● SUPPLIED INFORMATION:
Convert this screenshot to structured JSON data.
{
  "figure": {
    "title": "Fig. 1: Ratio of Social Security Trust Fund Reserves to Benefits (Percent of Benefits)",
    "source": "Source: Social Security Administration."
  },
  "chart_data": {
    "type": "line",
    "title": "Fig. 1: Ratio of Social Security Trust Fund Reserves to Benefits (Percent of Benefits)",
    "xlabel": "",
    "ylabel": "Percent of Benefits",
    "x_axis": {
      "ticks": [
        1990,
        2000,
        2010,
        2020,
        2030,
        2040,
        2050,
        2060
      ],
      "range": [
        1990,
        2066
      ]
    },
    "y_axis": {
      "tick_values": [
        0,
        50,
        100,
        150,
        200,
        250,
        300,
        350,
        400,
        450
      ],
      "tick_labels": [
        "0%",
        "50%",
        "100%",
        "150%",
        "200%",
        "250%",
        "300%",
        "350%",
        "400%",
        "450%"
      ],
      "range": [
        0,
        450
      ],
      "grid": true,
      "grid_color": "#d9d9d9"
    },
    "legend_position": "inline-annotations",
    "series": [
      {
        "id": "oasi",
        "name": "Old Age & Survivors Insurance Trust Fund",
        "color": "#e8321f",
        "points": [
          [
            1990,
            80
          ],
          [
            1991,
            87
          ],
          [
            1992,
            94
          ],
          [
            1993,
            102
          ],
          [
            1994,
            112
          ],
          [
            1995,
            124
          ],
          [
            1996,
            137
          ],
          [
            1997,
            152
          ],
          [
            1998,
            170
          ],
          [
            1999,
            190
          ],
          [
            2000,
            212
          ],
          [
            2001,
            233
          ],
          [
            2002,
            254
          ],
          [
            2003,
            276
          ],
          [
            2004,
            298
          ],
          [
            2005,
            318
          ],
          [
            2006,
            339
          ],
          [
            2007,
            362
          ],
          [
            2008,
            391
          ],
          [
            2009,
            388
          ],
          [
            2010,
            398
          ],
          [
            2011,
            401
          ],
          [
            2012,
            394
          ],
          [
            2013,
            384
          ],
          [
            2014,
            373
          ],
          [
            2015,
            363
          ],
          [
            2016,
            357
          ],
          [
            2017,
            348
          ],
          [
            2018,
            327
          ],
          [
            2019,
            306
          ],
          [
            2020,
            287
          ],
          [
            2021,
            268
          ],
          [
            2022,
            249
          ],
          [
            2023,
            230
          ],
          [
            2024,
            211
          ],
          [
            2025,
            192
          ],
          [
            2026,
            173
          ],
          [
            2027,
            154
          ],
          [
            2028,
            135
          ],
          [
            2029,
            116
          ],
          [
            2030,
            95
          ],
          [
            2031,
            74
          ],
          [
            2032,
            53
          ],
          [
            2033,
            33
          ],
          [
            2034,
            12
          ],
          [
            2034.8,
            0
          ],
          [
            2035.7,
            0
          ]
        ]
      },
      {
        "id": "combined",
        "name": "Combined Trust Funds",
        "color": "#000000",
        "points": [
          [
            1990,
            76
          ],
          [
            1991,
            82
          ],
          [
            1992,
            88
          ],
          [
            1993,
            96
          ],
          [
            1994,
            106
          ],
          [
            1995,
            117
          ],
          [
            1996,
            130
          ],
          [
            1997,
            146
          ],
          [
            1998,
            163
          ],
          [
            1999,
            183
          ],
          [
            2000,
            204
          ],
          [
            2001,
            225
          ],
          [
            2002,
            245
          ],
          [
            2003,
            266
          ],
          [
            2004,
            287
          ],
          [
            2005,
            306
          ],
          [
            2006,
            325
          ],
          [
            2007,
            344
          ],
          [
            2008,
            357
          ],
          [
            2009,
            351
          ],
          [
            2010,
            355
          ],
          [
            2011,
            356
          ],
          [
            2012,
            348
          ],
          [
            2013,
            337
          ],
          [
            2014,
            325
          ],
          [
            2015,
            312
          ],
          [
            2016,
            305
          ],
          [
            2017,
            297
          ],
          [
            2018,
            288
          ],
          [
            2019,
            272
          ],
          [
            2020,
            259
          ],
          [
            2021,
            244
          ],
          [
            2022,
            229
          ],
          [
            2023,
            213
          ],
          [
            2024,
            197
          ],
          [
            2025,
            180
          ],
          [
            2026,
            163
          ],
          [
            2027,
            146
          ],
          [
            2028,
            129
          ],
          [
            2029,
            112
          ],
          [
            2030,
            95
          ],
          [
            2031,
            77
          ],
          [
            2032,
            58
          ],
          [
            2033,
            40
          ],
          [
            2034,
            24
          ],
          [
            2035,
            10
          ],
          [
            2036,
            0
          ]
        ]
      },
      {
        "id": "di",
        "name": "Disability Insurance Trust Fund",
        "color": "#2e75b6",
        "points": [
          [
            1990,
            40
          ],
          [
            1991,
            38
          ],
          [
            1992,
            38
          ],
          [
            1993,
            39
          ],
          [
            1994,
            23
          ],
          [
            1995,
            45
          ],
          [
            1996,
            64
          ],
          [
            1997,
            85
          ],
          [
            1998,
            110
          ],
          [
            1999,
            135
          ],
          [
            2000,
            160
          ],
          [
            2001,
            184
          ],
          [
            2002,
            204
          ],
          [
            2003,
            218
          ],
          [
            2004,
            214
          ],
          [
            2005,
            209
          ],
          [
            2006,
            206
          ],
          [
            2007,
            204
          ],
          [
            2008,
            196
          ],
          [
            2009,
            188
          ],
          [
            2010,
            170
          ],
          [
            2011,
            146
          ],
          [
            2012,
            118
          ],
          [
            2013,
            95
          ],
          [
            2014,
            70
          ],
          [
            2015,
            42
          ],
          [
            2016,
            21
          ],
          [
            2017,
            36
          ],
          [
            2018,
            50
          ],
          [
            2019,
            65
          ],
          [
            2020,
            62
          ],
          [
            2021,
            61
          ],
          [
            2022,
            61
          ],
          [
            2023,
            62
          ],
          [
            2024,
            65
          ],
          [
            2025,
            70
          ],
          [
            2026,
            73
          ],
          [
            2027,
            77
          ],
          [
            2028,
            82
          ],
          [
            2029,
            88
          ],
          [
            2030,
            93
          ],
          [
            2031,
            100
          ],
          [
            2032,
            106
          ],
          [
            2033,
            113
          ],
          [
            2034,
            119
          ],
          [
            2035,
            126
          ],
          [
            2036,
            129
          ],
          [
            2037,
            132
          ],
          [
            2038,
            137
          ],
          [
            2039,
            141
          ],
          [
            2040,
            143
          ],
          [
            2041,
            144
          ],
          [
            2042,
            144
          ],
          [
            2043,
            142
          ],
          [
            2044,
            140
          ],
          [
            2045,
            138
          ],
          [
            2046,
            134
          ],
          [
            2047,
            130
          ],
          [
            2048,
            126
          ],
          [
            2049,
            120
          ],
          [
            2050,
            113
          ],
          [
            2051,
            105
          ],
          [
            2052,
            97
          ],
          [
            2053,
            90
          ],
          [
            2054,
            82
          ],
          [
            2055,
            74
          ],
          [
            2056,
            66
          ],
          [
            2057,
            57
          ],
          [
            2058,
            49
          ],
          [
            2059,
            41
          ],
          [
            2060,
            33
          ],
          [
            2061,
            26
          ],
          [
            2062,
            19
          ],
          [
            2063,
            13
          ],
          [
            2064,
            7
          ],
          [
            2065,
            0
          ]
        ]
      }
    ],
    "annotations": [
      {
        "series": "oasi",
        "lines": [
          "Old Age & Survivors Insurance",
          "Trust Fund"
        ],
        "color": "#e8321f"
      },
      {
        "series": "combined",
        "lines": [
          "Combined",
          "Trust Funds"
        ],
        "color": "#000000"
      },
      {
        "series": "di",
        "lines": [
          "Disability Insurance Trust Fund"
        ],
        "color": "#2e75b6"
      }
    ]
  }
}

● YOUR OBJECTIVE:
Filter the records above for lines containing the word "Disability", and copy those lines.

● FULL SOLUTION:
        "name": "Disability Insurance Trust Fund",
          "Disability Insurance Trust Fund"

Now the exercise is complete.